▸ What you are asked to do
Rewrite the material below, replacing "velocity-point" with "velocity-marker" everywhere it appears and keeping everything else the same. Leave the pictures out of your version.

▸ Data to process
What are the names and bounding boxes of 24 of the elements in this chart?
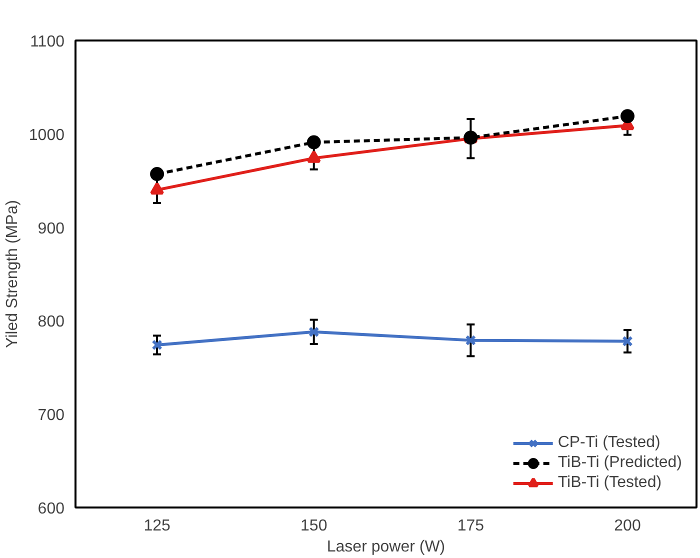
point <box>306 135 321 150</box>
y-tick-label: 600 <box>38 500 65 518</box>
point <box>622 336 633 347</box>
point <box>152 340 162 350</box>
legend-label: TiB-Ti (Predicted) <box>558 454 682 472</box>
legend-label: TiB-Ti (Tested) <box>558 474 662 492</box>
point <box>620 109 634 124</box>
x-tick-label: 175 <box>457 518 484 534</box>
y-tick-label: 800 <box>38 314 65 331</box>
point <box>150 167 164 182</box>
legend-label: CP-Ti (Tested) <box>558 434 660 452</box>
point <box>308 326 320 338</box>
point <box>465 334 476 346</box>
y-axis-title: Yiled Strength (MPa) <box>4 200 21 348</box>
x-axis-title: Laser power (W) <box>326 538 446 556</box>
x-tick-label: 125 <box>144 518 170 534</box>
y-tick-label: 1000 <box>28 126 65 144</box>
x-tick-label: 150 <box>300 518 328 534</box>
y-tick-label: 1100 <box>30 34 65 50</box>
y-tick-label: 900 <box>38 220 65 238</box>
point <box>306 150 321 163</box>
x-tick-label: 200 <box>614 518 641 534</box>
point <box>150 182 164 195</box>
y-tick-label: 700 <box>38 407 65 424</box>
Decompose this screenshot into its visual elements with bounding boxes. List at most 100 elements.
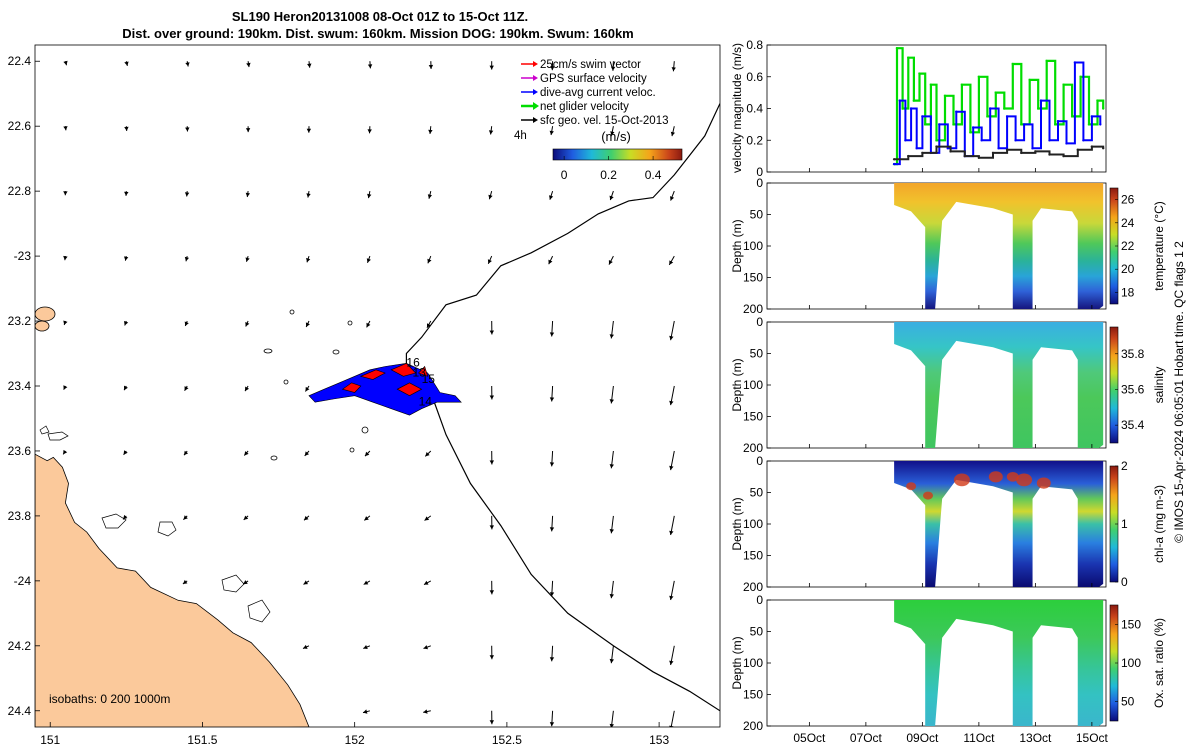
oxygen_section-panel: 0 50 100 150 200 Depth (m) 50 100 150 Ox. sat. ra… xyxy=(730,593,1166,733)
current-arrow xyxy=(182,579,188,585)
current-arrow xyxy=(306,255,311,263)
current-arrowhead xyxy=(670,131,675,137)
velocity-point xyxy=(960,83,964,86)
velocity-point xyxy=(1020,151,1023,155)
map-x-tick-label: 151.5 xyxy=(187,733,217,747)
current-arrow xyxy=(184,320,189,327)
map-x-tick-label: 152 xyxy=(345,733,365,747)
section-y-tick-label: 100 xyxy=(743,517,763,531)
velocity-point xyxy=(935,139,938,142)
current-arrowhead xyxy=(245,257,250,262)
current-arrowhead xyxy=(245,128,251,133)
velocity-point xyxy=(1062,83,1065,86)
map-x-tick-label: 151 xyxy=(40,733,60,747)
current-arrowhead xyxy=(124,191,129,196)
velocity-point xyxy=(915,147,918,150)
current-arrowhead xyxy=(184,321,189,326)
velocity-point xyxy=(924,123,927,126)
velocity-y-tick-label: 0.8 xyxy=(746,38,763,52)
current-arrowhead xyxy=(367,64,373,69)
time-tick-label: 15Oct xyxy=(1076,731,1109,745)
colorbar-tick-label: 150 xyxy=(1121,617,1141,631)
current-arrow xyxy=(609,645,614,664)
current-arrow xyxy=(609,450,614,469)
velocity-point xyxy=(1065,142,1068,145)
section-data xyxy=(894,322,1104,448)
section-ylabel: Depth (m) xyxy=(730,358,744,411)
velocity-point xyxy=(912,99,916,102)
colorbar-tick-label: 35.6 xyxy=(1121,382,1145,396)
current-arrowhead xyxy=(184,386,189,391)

▸ Output
What are the names and bounding boxes of 24 of the elements in this chart?
point <box>306 135 321 150</box>
y-tick-label: 600 <box>38 500 65 518</box>
point <box>622 336 633 347</box>
point <box>152 340 162 350</box>
legend-label: TiB-Ti (Predicted) <box>558 454 682 472</box>
legend-label: TiB-Ti (Tested) <box>558 474 662 492</box>
point <box>620 109 634 124</box>
x-tick-label: 175 <box>457 518 484 534</box>
y-tick-label: 800 <box>38 314 65 331</box>
point <box>150 167 164 182</box>
legend-label: CP-Ti (Tested) <box>558 434 660 452</box>
point <box>308 326 320 338</box>
point <box>465 334 476 346</box>
y-axis-title: Yiled Strength (MPa) <box>4 200 21 348</box>
x-axis-title: Laser power (W) <box>326 538 446 556</box>
x-tick-label: 125 <box>144 518 170 534</box>
y-tick-label: 1000 <box>28 126 65 144</box>
x-tick-label: 150 <box>300 518 328 534</box>
y-tick-label: 1100 <box>30 34 65 50</box>
y-tick-label: 900 <box>38 220 65 238</box>
point <box>306 150 321 163</box>
x-tick-label: 200 <box>614 518 641 534</box>
point <box>150 182 164 195</box>
y-tick-label: 700 <box>38 407 65 424</box>
Decompose this screenshot into its visual elements with bounding boxes. List at most 100 elements.
oxygen_section-panel: 0 50 100 150 200 Depth (m) 50 100 150 Ox. sat. ra… xyxy=(730,593,1166,733)
current-arrow xyxy=(182,579,188,585)
current-arrow xyxy=(306,255,311,263)
current-arrowhead xyxy=(670,131,675,137)
velocity-marker xyxy=(960,83,964,86)
velocity-marker xyxy=(1020,151,1023,155)
map-x-tick-label: 151.5 xyxy=(187,733,217,747)
current-arrow xyxy=(184,320,189,327)
map-x-tick-label: 152 xyxy=(345,733,365,747)
section-y-tick-label: 100 xyxy=(743,517,763,531)
velocity-marker xyxy=(935,139,938,142)
current-arrowhead xyxy=(245,257,250,262)
current-arrowhead xyxy=(245,128,251,133)
velocity-marker xyxy=(1062,83,1065,86)
map-x-tick-label: 151 xyxy=(40,733,60,747)
current-arrowhead xyxy=(124,191,129,196)
velocity-marker xyxy=(915,147,918,150)
current-arrowhead xyxy=(184,321,189,326)
velocity-marker xyxy=(924,123,927,126)
velocity-y-tick-label: 0.8 xyxy=(746,38,763,52)
current-arrowhead xyxy=(367,64,373,69)
time-tick-label: 15Oct xyxy=(1076,731,1109,745)
colorbar-tick-label: 150 xyxy=(1121,617,1141,631)
current-arrow xyxy=(609,645,614,664)
current-arrow xyxy=(609,450,614,469)
velocity-marker xyxy=(1065,142,1068,145)
section-data xyxy=(894,322,1104,448)
section-ylabel: Depth (m) xyxy=(730,358,744,411)
velocity-marker xyxy=(912,99,916,102)
colorbar-tick-label: 35.6 xyxy=(1121,382,1145,396)
current-arrowhead xyxy=(184,386,189,391)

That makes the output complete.